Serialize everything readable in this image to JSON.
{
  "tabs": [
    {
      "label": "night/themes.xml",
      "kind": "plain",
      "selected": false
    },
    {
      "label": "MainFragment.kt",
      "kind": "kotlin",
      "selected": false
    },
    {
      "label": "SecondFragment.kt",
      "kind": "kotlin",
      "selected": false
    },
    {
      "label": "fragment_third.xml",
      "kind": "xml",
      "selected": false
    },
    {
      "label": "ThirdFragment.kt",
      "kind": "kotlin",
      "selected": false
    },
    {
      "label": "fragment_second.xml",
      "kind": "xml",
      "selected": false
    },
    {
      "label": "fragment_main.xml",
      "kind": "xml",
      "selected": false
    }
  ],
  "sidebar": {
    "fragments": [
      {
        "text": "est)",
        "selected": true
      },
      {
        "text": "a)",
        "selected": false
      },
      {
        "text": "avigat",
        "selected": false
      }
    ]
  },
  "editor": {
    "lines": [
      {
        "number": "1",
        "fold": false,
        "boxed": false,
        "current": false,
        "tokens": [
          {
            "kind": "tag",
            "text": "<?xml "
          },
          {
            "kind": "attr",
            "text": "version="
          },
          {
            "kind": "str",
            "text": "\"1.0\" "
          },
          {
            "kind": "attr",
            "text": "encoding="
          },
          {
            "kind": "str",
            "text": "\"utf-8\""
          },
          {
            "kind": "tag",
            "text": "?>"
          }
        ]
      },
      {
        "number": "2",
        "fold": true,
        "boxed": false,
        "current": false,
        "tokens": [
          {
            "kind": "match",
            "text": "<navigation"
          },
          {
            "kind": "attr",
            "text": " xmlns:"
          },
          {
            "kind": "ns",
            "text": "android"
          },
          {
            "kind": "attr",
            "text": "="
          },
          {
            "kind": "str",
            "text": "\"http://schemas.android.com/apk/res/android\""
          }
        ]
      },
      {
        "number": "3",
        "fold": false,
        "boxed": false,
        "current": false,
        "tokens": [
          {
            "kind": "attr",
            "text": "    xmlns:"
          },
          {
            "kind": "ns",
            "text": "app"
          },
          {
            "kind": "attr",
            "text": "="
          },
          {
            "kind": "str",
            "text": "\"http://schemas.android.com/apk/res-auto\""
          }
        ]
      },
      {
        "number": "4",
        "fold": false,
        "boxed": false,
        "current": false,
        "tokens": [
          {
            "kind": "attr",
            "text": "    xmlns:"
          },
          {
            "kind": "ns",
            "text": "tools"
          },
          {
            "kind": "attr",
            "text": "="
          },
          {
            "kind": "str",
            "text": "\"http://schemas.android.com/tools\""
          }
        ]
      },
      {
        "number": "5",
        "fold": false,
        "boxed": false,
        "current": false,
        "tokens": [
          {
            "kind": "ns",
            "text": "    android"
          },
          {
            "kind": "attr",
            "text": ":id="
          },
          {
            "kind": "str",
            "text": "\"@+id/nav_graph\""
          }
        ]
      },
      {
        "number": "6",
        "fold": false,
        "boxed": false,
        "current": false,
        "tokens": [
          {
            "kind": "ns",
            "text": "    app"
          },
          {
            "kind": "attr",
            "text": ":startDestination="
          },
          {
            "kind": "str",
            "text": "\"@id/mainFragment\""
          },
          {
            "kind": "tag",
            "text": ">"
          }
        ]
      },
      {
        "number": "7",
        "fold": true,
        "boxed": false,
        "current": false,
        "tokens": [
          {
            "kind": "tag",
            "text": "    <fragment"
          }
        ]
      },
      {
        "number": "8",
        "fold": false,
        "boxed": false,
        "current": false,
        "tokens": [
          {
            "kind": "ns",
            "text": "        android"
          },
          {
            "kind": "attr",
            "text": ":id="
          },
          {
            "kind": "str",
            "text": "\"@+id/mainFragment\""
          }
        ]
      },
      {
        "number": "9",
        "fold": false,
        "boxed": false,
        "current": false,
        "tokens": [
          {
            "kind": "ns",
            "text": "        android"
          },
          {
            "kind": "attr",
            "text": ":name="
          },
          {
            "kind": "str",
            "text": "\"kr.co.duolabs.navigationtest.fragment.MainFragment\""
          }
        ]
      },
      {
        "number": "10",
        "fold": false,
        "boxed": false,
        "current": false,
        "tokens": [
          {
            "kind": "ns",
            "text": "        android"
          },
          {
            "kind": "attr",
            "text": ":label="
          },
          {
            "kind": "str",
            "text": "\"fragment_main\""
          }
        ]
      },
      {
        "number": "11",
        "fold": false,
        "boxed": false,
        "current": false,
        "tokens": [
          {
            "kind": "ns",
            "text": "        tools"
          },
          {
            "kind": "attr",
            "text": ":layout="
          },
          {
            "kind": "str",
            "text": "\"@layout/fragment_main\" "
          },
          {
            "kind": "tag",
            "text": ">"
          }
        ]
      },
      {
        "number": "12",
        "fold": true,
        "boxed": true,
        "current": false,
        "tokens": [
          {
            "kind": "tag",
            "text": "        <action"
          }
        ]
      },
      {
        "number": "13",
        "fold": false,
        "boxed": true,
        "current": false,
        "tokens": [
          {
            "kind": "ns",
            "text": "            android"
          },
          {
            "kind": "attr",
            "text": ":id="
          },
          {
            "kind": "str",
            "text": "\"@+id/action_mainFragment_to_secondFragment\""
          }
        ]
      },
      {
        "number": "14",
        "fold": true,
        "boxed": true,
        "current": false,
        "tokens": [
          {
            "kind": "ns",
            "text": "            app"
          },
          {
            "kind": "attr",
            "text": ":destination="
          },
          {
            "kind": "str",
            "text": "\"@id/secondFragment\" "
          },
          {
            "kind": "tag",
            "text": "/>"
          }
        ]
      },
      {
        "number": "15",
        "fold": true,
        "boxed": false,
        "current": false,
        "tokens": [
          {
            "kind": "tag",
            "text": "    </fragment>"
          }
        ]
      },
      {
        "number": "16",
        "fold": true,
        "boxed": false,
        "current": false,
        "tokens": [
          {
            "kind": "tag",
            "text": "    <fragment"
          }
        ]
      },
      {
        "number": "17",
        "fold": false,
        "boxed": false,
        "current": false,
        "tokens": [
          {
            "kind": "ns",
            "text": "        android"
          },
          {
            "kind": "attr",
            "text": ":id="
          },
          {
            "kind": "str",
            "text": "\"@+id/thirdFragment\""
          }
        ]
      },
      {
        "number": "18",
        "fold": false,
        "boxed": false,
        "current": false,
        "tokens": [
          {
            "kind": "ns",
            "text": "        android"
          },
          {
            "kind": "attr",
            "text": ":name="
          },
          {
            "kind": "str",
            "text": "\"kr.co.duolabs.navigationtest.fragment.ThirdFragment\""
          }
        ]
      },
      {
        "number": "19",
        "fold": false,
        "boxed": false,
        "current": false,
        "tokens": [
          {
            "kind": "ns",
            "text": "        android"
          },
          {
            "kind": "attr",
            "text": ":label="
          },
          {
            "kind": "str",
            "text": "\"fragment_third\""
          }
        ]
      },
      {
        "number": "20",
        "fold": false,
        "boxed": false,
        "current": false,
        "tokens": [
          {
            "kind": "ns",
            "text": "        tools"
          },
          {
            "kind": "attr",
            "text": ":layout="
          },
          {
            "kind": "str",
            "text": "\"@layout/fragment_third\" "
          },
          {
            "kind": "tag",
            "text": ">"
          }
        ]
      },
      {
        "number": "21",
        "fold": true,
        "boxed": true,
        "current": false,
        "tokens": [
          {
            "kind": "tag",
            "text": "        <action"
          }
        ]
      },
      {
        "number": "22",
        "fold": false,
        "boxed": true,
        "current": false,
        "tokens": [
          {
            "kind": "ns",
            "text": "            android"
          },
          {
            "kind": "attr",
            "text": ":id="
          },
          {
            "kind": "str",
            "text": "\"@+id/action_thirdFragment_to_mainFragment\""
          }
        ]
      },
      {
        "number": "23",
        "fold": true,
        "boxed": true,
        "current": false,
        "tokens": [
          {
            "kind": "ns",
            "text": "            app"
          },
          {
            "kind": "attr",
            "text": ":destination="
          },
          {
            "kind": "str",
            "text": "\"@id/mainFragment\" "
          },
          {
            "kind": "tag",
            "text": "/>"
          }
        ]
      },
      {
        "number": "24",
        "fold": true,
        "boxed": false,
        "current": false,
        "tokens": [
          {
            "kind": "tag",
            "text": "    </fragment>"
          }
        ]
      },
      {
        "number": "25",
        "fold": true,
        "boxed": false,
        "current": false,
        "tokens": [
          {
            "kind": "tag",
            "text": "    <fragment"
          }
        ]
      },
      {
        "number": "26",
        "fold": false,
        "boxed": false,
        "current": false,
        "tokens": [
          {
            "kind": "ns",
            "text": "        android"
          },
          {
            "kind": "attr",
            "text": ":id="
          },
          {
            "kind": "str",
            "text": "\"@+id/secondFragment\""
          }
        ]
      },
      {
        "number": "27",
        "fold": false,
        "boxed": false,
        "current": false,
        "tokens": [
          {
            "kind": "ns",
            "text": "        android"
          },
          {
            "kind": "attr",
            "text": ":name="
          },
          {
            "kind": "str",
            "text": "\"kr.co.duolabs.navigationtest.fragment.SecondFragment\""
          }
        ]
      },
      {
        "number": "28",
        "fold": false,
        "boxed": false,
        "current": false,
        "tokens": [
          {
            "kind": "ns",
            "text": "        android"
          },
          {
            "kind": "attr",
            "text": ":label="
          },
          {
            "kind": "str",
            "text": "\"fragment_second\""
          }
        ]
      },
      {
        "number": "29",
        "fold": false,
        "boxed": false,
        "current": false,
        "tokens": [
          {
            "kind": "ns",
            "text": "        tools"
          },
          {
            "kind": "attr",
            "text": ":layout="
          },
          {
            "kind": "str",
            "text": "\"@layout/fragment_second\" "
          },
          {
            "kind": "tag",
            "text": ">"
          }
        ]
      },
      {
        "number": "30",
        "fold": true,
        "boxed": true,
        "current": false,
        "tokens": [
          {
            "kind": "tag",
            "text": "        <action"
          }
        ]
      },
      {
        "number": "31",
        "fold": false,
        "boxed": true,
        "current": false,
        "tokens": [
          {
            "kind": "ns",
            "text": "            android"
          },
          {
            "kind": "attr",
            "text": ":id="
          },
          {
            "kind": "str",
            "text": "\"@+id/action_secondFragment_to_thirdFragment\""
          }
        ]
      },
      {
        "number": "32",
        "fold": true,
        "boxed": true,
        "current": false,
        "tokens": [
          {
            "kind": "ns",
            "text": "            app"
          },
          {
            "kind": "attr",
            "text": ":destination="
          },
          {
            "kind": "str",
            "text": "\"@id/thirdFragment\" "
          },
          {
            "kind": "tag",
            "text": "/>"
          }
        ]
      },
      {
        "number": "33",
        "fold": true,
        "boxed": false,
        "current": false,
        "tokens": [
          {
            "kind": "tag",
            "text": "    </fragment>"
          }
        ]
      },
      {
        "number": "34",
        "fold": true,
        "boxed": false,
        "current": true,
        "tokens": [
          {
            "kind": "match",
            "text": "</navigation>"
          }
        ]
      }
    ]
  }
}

• Directions for this task:
Filter the records above and return every line that holds the word "duolabs".

• The completed task:
            "text": "\"kr.co.duolabs.navigationtest.fragment.MainFragment\""
            "text": "\"kr.co.duolabs.navigationtest.fragment.ThirdFragment\""
            "text": "\"kr.co.duolabs.navigationtest.fragment.SecondFragment\""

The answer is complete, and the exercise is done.